* What is being asked *
Exact reproduction of the data is required, with images excluded.

* Record set *
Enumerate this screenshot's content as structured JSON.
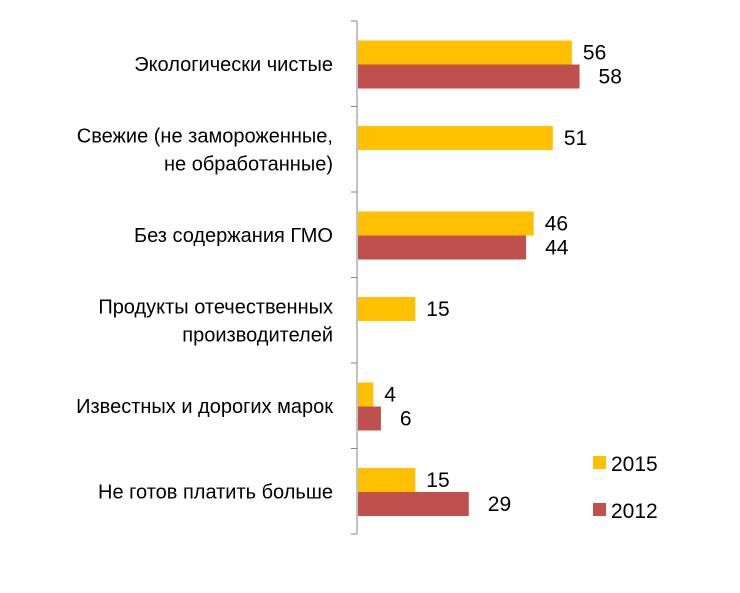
{
  "chart_data": {
    "type": "bar",
    "orientation": "horizontal",
    "categories": [
      [
        "Экологически чистые"
      ],
      [
        "Свежие (не замороженные,",
        "не обработанные)"
      ],
      [
        "Без содержания ГМО"
      ],
      [
        "Продукты отечественных",
        "производителей"
      ],
      [
        "Известных и дорогих марок"
      ],
      [
        "Не готов платить больше"
      ]
    ],
    "series": [
      {
        "name": "2015",
        "color": "#FFC000",
        "values": [
          56,
          51,
          46,
          15,
          4,
          15
        ]
      },
      {
        "name": "2012",
        "color": "#C0504D",
        "values": [
          58,
          null,
          44,
          null,
          6,
          29
        ]
      }
    ],
    "xlim": [
      0,
      100
    ],
    "grid": false,
    "data_labels": true,
    "legend_position": "bottom-right"
  }
}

* Expected answer *
Enumerate this screenshot's content as structured JSON.
{
  "chart_data": {
    "type": "bar",
    "orientation": "horizontal",
    "categories": [
      [
        "Экологически чистые"
      ],
      [
        "Свежие (не замороженные,",
        "не обработанные)"
      ],
      [
        "Без содержания ГМО"
      ],
      [
        "Продукты отечественных",
        "производителей"
      ],
      [
        "Известных и дорогих марок"
      ],
      [
        "Не готов платить больше"
      ]
    ],
    "series": [
      {
        "name": "2015",
        "color": "#FFC000",
        "values": [
          56,
          51,
          46,
          15,
          4,
          15
        ]
      },
      {
        "name": "2012",
        "color": "#C0504D",
        "values": [
          58,
          null,
          44,
          null,
          6,
          29
        ]
      }
    ],
    "xlim": [
      0,
      100
    ],
    "grid": false,
    "data_labels": true,
    "legend_position": "bottom-right"
  }
}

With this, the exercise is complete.